--- Records for the task ---

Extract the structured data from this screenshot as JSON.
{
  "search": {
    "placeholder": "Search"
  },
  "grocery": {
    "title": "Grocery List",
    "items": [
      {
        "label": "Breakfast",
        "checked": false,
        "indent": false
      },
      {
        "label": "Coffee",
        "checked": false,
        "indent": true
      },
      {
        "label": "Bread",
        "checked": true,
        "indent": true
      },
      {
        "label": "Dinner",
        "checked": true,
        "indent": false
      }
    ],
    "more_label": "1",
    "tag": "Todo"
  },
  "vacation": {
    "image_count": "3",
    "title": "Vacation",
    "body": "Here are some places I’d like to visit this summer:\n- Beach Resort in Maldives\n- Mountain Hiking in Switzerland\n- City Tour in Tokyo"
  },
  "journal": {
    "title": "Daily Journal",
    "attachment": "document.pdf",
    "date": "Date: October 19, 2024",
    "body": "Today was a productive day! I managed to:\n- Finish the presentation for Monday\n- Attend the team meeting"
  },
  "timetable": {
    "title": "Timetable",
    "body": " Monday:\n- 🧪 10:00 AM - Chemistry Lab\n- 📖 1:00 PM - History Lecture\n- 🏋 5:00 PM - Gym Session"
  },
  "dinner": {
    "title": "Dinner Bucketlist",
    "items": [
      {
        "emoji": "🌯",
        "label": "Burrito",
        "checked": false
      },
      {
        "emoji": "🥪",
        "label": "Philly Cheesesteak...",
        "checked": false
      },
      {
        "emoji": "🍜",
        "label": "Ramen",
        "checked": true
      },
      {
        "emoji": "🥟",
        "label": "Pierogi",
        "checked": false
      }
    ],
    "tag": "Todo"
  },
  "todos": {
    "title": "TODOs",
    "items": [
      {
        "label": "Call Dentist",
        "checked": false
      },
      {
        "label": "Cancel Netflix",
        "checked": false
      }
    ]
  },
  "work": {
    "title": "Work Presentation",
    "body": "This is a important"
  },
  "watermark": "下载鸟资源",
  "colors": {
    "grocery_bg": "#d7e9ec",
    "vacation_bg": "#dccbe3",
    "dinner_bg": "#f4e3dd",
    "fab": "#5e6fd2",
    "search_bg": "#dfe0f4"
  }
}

---
--- Records for the task ---

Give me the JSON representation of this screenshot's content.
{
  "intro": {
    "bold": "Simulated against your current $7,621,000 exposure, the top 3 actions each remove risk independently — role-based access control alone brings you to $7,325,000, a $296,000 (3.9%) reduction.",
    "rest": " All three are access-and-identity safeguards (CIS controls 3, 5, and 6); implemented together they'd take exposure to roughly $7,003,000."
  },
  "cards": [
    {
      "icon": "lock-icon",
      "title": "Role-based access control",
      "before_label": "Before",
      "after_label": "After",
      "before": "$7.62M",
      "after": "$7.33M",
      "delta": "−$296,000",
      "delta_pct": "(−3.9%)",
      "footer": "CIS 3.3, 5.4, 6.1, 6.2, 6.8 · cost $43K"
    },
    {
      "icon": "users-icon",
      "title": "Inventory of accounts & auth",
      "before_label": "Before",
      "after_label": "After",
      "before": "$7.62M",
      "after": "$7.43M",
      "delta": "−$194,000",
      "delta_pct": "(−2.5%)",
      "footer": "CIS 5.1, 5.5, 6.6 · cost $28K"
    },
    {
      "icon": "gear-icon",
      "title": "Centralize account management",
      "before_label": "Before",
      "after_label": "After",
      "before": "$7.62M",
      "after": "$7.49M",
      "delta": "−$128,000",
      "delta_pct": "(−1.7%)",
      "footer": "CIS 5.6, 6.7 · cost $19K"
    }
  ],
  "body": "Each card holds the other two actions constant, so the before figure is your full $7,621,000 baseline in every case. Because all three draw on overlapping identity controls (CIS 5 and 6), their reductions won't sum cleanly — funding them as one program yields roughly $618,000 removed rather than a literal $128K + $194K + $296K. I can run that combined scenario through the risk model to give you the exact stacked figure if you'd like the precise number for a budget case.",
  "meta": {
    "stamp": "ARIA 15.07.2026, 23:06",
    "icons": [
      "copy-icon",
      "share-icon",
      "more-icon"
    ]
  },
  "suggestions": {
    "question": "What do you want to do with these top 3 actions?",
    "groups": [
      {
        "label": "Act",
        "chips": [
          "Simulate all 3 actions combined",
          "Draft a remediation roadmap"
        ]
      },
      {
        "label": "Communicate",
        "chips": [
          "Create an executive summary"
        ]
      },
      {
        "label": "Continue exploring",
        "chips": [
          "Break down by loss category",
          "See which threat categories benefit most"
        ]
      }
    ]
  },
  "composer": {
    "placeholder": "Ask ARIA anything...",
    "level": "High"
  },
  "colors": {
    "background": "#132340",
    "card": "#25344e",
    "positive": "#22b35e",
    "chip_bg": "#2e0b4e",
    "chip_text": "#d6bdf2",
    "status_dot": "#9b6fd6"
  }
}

---

**Given exercise**
From the data above, copy each line where the string "exposure" appears.

**Final result**
    "bold": "Simulated against your current $7,621,000 exposure, the top 3 actions each remove risk independently — role-based access control alone brings you to $7,325,000, a $296,000 (3.9%) reduction.",
    "rest": " All three are access-and-identity safeguards (CIS controls 3, 5, and 6); implemented together they'd take exposure to roughly $7,003,000."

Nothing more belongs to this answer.